═════ Provided information
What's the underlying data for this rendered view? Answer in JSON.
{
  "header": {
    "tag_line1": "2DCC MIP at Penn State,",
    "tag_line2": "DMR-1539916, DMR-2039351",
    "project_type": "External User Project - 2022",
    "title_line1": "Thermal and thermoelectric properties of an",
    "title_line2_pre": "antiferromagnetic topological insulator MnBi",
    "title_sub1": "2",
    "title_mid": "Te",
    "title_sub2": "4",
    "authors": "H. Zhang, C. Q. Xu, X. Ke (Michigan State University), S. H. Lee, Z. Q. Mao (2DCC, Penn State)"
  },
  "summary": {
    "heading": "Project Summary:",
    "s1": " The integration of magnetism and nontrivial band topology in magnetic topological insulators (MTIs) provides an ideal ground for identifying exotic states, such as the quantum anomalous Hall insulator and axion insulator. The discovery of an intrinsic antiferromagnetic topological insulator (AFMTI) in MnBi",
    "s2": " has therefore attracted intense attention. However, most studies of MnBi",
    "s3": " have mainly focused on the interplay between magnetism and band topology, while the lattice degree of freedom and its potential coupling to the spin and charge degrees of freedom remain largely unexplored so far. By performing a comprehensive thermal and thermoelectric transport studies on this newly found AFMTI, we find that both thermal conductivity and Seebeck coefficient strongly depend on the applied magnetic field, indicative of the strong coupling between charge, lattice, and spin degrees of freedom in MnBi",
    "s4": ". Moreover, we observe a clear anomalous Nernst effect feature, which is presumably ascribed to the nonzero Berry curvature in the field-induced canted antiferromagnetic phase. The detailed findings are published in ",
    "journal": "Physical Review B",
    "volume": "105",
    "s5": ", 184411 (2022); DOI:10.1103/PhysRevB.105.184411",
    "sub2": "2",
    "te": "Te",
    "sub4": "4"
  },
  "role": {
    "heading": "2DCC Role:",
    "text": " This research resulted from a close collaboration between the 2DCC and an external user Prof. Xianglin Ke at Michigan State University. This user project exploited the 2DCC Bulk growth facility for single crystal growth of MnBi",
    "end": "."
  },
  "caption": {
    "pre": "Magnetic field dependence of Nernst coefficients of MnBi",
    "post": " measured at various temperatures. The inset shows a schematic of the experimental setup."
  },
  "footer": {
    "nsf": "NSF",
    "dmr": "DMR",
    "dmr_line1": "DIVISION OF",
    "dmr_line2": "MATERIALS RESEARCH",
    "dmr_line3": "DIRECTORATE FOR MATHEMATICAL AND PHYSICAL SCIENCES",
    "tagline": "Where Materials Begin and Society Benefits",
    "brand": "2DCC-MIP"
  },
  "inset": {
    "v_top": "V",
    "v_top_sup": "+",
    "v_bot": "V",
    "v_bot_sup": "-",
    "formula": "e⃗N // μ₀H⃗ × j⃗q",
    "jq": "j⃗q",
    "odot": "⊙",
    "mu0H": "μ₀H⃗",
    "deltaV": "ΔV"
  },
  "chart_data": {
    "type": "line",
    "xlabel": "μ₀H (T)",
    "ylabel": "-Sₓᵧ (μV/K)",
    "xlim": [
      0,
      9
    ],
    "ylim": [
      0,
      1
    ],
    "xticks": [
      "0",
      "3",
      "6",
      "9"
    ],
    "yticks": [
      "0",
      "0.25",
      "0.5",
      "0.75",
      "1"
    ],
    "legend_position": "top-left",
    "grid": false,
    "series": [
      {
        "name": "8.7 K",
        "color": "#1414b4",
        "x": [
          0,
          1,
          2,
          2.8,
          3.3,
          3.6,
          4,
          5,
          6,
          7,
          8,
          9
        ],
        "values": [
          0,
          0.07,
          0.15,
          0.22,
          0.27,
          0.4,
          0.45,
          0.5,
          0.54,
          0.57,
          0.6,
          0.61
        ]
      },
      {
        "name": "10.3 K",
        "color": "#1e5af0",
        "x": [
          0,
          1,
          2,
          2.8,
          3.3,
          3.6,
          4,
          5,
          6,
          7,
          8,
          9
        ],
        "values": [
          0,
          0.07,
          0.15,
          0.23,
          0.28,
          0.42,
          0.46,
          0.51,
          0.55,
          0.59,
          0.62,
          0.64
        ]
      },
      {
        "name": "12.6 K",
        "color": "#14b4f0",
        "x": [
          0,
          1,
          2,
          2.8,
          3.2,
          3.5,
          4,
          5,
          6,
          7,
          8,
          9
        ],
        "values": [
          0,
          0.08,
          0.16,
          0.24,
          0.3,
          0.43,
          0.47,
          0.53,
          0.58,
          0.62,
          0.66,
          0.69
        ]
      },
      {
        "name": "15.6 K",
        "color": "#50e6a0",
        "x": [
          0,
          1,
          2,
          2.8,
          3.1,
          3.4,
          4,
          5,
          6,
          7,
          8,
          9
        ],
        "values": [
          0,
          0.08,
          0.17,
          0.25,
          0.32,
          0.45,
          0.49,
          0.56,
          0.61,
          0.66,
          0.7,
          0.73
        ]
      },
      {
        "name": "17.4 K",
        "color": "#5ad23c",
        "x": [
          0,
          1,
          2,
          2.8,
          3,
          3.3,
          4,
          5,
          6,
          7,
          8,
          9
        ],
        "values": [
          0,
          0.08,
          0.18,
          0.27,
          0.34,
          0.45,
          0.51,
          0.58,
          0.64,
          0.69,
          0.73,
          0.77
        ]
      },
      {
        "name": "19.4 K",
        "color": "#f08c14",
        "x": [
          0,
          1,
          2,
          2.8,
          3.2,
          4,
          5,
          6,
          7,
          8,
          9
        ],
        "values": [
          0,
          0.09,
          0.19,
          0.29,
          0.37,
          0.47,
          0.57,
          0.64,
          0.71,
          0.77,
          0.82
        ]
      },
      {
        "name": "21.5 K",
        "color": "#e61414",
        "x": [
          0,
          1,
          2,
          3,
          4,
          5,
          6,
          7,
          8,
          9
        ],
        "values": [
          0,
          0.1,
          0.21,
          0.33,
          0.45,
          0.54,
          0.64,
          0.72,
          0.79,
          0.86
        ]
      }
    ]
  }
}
══════════
▸ **Stated task**
Copy out each record exactly as given, omitting none.

▸ **Solution to this task**
What's the underlying data for this rendered view? Answer in JSON.
{
  "header": {
    "tag_line1": "2DCC MIP at Penn State,",
    "tag_line2": "DMR-1539916, DMR-2039351",
    "project_type": "External User Project - 2022",
    "title_line1": "Thermal and thermoelectric properties of an",
    "title_line2_pre": "antiferromagnetic topological insulator MnBi",
    "title_sub1": "2",
    "title_mid": "Te",
    "title_sub2": "4",
    "authors": "H. Zhang, C. Q. Xu, X. Ke (Michigan State University), S. H. Lee, Z. Q. Mao (2DCC, Penn State)"
  },
  "summary": {
    "heading": "Project Summary:",
    "s1": " The integration of magnetism and nontrivial band topology in magnetic topological insulators (MTIs) provides an ideal ground for identifying exotic states, such as the quantum anomalous Hall insulator and axion insulator. The discovery of an intrinsic antiferromagnetic topological insulator (AFMTI) in MnBi",
    "s2": " has therefore attracted intense attention. However, most studies of MnBi",
    "s3": " have mainly focused on the interplay between magnetism and band topology, while the lattice degree of freedom and its potential coupling to the spin and charge degrees of freedom remain largely unexplored so far. By performing a comprehensive thermal and thermoelectric transport studies on this newly found AFMTI, we find that both thermal conductivity and Seebeck coefficient strongly depend on the applied magnetic field, indicative of the strong coupling between charge, lattice, and spin degrees of freedom in MnBi",
    "s4": ". Moreover, we observe a clear anomalous Nernst effect feature, which is presumably ascribed to the nonzero Berry curvature in the field-induced canted antiferromagnetic phase. The detailed findings are published in ",
    "journal": "Physical Review B",
    "volume": "105",
    "s5": ", 184411 (2022); DOI:10.1103/PhysRevB.105.184411",
    "sub2": "2",
    "te": "Te",
    "sub4": "4"
  },
  "role": {
    "heading": "2DCC Role:",
    "text": " This research resulted from a close collaboration between the 2DCC and an external user Prof. Xianglin Ke at Michigan State University. This user project exploited the 2DCC Bulk growth facility for single crystal growth of MnBi",
    "end": "."
  },
  "caption": {
    "pre": "Magnetic field dependence of Nernst coefficients of MnBi",
    "post": " measured at various temperatures. The inset shows a schematic of the experimental setup."
  },
  "footer": {
    "nsf": "NSF",
    "dmr": "DMR",
    "dmr_line1": "DIVISION OF",
    "dmr_line2": "MATERIALS RESEARCH",
    "dmr_line3": "DIRECTORATE FOR MATHEMATICAL AND PHYSICAL SCIENCES",
    "tagline": "Where Materials Begin and Society Benefits",
    "brand": "2DCC-MIP"
  },
  "inset": {
    "v_top": "V",
    "v_top_sup": "+",
    "v_bot": "V",
    "v_bot_sup": "-",
    "formula": "e⃗N // μ₀H⃗ × j⃗q",
    "jq": "j⃗q",
    "odot": "⊙",
    "mu0H": "μ₀H⃗",
    "deltaV": "ΔV"
  },
  "chart_data": {
    "type": "line",
    "xlabel": "μ₀H (T)",
    "ylabel": "-Sₓᵧ (μV/K)",
    "xlim": [
      0,
      9
    ],
    "ylim": [
      0,
      1
    ],
    "xticks": [
      "0",
      "3",
      "6",
      "9"
    ],
    "yticks": [
      "0",
      "0.25",
      "0.5",
      "0.75",
      "1"
    ],
    "legend_position": "top-left",
    "grid": false,
    "series": [
      {
        "name": "8.7 K",
        "color": "#1414b4",
        "x": [
          0,
          1,
          2,
          2.8,
          3.3,
          3.6,
          4,
          5,
          6,
          7,
          8,
          9
        ],
        "values": [
          0,
          0.07,
          0.15,
          0.22,
          0.27,
          0.4,
          0.45,
          0.5,
          0.54,
          0.57,
          0.6,
          0.61
        ]
      },
      {
        "name": "10.3 K",
        "color": "#1e5af0",
        "x": [
          0,
          1,
          2,
          2.8,
          3.3,
          3.6,
          4,
          5,
          6,
          7,
          8,
          9
        ],
        "values": [
          0,
          0.07,
          0.15,
          0.23,
          0.28,
          0.42,
          0.46,
          0.51,
          0.55,
          0.59,
          0.62,
          0.64
        ]
      },
      {
        "name": "12.6 K",
        "color": "#14b4f0",
        "x": [
          0,
          1,
          2,
          2.8,
          3.2,
          3.5,
          4,
          5,
          6,
          7,
          8,
          9
        ],
        "values": [
          0,
          0.08,
          0.16,
          0.24,
          0.3,
          0.43,
          0.47,
          0.53,
          0.58,
          0.62,
          0.66,
          0.69
        ]
      },
      {
        "name": "15.6 K",
        "color": "#50e6a0",
        "x": [
          0,
          1,
          2,
          2.8,
          3.1,
          3.4,
          4,
          5,
          6,
          7,
          8,
          9
        ],
        "values": [
          0,
          0.08,
          0.17,
          0.25,
          0.32,
          0.45,
          0.49,
          0.56,
          0.61,
          0.66,
          0.7,
          0.73
        ]
      },
      {
        "name": "17.4 K",
        "color": "#5ad23c",
        "x": [
          0,
          1,
          2,
          2.8,
          3,
          3.3,
          4,
          5,
          6,
          7,
          8,
          9
        ],
        "values": [
          0,
          0.08,
          0.18,
          0.27,
          0.34,
          0.45,
          0.51,
          0.58,
          0.64,
          0.69,
          0.73,
          0.77
        ]
      },
      {
        "name": "19.4 K",
        "color": "#f08c14",
        "x": [
          0,
          1,
          2,
          2.8,
          3.2,
          4,
          5,
          6,
          7,
          8,
          9
        ],
        "values": [
          0,
          0.09,
          0.19,
          0.29,
          0.37,
          0.47,
          0.57,
          0.64,
          0.71,
          0.77,
          0.82
        ]
      },
      {
        "name": "21.5 K",
        "color": "#e61414",
        "x": [
          0,
          1,
          2,
          3,
          4,
          5,
          6,
          7,
          8,
          9
        ],
        "values": [
          0,
          0.1,
          0.21,
          0.33,
          0.45,
          0.54,
          0.64,
          0.72,
          0.79,
          0.86
        ]
      }
    ]
  }
}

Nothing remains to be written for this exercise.